Copy the lines of material from the one containing "data-label: 1,29% [338, 198, 376, 211]" through the one containing "legend-label: Εργάζονται και" word for word, both included.

##########

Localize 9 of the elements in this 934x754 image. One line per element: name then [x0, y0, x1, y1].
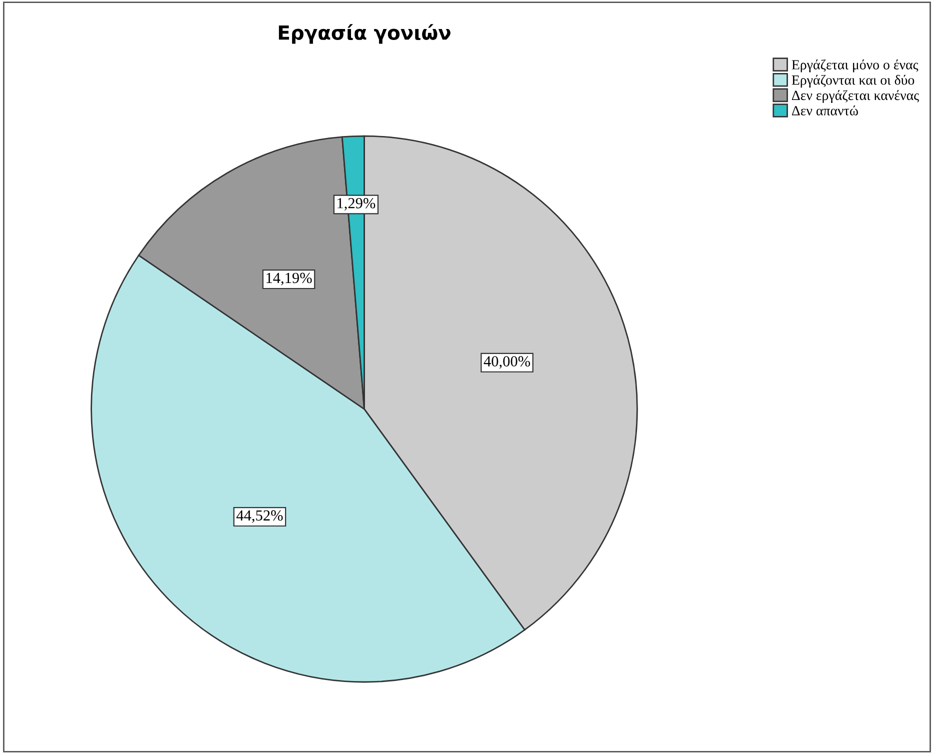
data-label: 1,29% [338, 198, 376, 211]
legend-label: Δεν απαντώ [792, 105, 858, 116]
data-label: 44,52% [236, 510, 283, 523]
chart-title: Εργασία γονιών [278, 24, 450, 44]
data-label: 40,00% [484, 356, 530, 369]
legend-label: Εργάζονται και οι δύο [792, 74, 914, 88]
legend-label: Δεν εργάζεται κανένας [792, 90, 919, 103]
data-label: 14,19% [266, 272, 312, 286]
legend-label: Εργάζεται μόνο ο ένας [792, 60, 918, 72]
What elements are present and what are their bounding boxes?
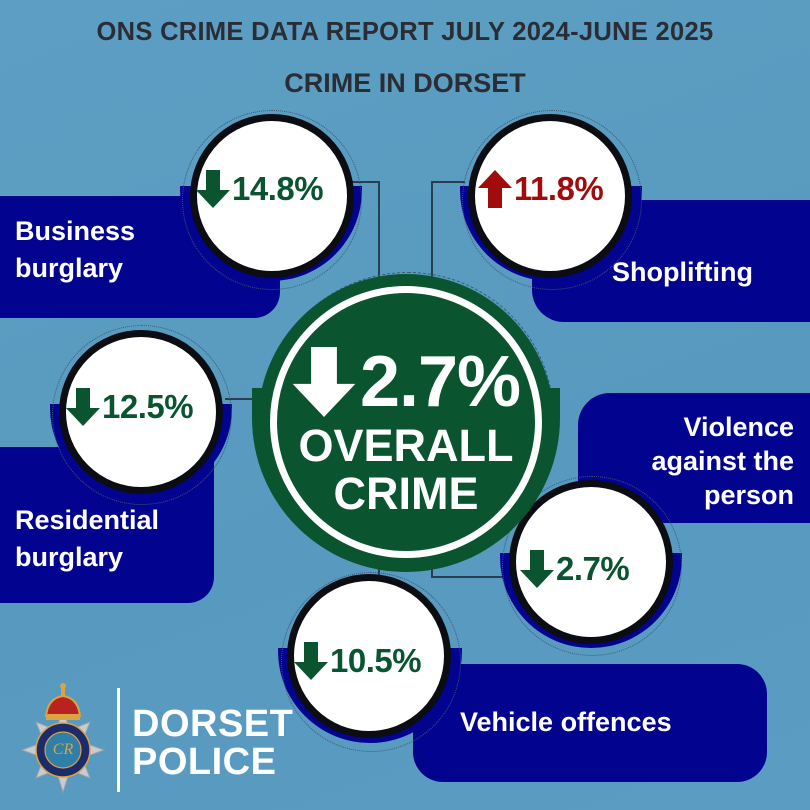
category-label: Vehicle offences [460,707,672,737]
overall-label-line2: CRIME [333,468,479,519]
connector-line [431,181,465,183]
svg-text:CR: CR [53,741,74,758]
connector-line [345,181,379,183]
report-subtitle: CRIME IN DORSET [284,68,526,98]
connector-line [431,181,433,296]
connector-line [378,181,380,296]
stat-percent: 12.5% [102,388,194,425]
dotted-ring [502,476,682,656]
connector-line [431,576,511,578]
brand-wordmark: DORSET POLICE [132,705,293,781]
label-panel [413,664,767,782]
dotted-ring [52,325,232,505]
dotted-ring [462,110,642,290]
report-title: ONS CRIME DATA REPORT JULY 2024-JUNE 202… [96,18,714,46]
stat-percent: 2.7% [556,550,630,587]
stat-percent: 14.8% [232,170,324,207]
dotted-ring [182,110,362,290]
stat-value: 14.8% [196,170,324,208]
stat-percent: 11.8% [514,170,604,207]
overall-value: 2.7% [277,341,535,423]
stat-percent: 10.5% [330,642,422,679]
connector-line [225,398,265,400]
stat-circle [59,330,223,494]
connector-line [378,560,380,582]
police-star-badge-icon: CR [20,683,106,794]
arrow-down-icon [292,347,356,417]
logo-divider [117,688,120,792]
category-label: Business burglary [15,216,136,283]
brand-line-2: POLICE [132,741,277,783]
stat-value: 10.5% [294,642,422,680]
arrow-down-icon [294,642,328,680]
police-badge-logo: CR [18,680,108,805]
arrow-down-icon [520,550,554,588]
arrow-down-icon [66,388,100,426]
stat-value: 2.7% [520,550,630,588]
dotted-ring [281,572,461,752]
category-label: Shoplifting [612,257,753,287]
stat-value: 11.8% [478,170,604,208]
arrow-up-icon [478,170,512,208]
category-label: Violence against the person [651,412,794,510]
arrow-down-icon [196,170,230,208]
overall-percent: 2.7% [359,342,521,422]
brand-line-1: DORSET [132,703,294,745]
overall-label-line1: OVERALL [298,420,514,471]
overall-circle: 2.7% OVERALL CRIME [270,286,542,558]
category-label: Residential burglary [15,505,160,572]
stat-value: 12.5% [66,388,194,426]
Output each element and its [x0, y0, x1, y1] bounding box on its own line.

##########

### Correct result
data-label: 1,29% [338, 198, 376, 211]
legend-label: Δεν απαντώ [792, 105, 858, 116]
data-label: 44,52% [236, 510, 283, 523]
chart-title: Εργασία γονιών [278, 24, 450, 44]
data-label: 40,00% [484, 356, 530, 369]
legend-label: Εργάζονται και οι δύο [792, 74, 914, 88]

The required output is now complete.